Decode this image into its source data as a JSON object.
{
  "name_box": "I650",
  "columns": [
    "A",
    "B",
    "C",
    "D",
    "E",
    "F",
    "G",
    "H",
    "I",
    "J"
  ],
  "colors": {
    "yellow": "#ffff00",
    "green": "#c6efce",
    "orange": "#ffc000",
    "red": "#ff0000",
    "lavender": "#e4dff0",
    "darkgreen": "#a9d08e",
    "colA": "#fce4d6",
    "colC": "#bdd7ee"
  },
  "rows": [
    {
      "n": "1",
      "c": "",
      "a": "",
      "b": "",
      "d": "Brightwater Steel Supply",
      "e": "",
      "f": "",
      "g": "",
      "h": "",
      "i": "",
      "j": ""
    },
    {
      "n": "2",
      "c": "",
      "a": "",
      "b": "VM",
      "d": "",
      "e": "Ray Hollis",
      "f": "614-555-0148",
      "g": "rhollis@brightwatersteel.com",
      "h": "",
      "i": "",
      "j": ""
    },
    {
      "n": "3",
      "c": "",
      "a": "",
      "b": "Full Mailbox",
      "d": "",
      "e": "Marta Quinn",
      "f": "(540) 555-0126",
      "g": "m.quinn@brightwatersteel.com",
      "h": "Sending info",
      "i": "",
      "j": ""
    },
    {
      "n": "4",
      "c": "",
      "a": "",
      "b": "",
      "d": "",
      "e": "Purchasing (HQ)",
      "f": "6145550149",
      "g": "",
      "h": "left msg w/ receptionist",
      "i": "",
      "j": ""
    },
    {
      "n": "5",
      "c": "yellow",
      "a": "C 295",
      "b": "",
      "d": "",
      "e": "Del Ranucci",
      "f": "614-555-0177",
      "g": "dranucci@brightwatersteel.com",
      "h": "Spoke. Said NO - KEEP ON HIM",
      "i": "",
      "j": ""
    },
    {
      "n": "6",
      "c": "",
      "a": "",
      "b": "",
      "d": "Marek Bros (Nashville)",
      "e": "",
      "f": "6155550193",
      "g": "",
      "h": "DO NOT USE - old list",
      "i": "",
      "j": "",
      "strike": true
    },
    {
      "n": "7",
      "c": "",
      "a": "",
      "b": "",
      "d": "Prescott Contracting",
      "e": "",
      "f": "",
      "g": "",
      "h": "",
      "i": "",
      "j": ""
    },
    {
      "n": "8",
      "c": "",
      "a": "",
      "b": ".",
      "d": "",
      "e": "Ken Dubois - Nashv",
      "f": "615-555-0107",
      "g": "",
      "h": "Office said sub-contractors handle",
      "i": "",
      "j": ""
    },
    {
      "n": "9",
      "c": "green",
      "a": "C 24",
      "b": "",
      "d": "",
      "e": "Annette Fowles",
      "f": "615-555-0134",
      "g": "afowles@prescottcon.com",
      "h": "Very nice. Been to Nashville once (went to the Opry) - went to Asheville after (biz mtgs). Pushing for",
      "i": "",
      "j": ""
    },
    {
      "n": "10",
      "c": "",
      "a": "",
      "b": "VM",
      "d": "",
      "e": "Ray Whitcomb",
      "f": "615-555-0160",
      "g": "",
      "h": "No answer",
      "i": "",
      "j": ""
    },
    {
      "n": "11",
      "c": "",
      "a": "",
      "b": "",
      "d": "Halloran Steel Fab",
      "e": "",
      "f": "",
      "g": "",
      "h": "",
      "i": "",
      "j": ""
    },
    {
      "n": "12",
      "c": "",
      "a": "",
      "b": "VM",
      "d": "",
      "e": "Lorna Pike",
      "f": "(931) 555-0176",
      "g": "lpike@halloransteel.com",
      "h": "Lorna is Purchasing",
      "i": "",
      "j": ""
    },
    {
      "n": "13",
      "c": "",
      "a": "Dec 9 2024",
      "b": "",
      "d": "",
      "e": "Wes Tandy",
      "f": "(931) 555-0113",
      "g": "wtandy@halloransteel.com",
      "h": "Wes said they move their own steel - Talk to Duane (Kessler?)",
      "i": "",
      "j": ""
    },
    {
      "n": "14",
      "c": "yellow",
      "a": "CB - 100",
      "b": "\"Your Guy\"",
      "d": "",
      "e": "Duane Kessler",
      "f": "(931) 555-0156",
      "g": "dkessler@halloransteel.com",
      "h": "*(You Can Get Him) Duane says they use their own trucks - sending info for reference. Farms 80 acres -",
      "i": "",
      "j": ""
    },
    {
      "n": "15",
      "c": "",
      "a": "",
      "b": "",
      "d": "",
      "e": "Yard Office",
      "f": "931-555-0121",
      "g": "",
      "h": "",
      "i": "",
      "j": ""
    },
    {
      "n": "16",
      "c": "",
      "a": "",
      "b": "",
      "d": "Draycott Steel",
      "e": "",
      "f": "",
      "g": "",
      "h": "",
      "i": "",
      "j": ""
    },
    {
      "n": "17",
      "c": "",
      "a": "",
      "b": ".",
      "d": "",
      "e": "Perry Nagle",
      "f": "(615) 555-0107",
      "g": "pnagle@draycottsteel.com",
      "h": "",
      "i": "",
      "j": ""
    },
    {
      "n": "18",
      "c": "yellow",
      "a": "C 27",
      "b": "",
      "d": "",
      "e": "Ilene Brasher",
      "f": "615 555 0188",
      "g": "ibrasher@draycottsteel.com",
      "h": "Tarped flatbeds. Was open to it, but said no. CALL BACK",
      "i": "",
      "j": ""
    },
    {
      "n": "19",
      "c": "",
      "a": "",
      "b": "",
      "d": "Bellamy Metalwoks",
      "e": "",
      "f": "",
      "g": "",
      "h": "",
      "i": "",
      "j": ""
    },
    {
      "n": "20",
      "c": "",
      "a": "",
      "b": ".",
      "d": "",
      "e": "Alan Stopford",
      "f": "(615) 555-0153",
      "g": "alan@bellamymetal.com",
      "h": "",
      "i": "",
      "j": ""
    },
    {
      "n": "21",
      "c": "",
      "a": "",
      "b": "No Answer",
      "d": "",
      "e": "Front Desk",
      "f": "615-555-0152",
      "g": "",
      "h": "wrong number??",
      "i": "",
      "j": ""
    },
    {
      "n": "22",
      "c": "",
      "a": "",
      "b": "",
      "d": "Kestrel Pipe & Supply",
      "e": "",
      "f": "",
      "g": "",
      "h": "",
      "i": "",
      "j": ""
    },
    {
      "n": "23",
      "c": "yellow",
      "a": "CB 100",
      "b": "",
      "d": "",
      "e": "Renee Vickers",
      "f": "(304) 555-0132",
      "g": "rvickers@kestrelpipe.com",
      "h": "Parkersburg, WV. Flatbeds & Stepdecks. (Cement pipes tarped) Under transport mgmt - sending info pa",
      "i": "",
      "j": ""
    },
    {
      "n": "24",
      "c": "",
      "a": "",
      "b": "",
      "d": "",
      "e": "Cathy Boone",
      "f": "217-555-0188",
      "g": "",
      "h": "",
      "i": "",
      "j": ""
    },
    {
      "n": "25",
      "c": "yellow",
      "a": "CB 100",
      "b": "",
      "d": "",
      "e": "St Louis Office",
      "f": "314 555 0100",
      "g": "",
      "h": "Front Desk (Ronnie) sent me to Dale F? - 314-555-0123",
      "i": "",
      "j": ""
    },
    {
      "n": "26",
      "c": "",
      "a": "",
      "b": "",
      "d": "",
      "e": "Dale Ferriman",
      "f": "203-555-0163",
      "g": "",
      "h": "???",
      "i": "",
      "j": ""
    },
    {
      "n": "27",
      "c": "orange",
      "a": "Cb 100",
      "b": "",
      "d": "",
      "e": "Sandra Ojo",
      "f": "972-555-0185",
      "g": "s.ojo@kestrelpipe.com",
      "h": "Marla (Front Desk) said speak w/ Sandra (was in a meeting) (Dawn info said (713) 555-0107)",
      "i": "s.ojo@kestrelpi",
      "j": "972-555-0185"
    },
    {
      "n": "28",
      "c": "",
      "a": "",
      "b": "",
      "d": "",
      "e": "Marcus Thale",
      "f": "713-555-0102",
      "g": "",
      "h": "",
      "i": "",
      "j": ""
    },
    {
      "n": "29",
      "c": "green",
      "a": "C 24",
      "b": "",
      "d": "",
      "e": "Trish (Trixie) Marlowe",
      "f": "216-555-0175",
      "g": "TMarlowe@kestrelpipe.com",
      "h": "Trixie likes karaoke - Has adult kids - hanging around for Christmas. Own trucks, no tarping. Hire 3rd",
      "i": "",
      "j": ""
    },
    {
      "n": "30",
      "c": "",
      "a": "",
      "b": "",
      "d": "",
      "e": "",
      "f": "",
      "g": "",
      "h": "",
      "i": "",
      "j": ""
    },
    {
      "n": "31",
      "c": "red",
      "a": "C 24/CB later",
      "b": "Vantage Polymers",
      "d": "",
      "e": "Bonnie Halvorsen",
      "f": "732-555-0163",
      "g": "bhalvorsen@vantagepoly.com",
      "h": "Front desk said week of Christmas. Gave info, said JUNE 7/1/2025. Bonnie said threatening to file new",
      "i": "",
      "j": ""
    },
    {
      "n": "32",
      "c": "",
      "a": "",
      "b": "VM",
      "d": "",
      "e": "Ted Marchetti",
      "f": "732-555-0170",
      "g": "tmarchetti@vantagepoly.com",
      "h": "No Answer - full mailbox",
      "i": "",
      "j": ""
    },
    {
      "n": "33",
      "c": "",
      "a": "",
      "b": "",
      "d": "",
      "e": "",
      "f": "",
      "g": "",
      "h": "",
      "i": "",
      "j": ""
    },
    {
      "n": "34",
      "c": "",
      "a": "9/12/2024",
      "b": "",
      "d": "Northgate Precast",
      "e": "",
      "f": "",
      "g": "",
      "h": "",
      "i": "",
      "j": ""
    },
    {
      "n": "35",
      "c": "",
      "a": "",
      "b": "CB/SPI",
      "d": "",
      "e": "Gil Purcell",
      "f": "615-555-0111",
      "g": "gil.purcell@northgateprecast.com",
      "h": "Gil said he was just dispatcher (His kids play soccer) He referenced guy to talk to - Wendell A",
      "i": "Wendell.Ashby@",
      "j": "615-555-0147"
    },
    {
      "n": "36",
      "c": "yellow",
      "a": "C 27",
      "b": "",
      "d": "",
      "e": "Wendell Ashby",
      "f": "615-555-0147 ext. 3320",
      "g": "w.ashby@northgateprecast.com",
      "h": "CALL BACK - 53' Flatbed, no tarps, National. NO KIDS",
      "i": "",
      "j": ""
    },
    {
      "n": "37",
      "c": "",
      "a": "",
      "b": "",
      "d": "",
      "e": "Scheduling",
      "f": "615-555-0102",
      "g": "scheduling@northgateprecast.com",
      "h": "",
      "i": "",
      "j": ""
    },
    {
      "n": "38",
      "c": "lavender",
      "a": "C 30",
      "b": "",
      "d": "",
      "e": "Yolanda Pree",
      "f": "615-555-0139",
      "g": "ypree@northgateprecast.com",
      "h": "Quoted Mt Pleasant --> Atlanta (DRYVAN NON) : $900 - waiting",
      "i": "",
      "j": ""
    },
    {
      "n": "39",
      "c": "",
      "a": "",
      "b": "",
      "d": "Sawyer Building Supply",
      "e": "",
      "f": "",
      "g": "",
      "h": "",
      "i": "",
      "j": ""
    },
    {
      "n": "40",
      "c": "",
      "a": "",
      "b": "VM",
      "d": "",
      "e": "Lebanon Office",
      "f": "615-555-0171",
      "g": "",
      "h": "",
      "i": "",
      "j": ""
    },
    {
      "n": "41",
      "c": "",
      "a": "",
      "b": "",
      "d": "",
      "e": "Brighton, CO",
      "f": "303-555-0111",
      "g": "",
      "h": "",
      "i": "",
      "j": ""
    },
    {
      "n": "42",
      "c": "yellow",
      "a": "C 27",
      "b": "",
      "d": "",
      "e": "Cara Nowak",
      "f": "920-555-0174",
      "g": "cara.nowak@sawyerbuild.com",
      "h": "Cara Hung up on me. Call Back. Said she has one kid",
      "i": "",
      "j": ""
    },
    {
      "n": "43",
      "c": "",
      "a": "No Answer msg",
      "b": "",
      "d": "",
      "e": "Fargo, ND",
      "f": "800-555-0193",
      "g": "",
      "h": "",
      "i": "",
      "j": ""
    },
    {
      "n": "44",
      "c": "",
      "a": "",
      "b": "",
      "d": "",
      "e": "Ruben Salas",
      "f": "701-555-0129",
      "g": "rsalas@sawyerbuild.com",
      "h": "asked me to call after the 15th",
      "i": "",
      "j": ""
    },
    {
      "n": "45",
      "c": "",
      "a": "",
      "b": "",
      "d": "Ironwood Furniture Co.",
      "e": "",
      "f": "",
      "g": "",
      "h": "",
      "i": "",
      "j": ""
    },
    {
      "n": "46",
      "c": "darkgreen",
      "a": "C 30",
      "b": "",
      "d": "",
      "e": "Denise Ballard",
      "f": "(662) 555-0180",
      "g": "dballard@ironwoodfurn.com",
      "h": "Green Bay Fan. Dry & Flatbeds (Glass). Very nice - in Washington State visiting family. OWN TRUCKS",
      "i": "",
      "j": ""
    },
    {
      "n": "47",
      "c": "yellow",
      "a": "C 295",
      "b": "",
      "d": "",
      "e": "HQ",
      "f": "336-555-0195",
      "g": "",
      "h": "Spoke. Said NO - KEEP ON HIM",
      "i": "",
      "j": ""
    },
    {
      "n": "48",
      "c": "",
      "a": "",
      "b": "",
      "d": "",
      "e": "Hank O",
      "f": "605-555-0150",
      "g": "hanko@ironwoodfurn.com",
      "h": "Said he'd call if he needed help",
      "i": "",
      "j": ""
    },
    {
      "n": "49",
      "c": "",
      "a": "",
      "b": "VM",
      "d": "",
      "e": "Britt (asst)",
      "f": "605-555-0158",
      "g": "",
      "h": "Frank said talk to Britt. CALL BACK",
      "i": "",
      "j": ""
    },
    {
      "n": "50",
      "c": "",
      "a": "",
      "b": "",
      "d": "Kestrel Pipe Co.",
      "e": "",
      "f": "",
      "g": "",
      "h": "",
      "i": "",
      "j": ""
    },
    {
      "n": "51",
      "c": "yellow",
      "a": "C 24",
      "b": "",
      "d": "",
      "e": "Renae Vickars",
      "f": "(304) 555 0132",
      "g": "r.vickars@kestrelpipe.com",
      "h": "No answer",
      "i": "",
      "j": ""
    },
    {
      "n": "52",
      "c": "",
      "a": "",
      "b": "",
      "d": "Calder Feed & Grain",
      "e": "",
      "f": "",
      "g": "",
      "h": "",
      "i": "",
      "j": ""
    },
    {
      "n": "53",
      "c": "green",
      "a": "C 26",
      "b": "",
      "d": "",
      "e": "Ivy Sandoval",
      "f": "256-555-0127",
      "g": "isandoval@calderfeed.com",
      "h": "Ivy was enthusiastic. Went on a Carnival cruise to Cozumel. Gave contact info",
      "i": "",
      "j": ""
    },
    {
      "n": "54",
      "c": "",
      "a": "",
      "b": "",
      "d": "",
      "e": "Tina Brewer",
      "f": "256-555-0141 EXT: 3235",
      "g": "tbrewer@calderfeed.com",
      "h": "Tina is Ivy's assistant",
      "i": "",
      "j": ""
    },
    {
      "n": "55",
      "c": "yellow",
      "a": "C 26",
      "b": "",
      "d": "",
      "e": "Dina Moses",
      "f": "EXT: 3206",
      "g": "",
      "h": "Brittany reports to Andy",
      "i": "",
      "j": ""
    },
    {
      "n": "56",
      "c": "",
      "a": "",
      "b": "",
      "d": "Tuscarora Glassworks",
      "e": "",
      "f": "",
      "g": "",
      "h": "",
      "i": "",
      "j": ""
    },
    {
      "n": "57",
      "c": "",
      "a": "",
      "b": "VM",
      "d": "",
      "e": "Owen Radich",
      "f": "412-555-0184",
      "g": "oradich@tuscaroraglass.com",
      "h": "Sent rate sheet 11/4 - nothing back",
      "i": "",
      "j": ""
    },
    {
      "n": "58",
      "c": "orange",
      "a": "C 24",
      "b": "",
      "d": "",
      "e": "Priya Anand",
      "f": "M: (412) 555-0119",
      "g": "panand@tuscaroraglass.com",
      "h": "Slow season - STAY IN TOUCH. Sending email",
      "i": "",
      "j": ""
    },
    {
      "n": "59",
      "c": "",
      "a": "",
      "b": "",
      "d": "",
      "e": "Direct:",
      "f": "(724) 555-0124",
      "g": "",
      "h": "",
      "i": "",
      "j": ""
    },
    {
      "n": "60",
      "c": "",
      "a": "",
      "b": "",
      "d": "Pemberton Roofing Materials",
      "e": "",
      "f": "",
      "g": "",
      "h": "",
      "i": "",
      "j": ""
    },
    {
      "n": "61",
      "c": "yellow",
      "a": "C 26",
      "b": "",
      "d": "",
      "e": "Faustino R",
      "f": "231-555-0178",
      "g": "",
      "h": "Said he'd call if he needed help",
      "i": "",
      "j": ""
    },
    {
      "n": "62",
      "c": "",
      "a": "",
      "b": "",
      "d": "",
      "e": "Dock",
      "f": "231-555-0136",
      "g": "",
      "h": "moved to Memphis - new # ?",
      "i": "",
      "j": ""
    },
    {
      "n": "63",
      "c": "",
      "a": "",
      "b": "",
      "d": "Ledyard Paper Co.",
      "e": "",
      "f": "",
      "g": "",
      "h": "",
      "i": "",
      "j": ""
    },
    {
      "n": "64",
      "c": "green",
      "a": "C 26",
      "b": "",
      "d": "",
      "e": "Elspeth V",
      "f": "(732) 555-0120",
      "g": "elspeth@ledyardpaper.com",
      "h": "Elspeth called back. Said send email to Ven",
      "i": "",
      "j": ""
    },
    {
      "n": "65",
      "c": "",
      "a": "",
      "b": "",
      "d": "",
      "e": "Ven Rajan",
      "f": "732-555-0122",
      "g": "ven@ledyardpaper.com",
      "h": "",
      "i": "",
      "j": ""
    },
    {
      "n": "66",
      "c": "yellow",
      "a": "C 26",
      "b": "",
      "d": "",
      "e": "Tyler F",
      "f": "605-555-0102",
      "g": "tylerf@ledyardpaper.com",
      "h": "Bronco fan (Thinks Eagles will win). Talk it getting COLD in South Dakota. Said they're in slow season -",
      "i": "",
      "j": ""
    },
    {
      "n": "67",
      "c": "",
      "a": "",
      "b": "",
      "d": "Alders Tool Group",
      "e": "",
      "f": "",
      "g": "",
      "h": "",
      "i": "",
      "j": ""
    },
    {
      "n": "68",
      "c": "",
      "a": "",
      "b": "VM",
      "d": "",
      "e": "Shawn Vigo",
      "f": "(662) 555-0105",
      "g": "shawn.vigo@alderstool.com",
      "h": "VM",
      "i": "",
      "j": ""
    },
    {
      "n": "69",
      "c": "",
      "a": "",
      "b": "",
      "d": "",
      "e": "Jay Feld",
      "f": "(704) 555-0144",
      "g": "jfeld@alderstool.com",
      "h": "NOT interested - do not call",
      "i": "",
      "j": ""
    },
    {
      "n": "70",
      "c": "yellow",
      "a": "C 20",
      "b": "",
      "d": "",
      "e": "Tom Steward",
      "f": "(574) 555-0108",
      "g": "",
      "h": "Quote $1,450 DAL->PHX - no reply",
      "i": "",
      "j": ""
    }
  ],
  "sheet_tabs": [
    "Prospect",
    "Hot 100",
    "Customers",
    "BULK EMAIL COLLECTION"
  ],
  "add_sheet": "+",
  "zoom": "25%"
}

§

THE EXERCISE: Pick each line holding the word "alderstool" out of the data and copy it.

WRITTEN ANSWER:
      "g": "shawn.vigo@alderstool.com",
      "g": "jfeld@alderstool.com",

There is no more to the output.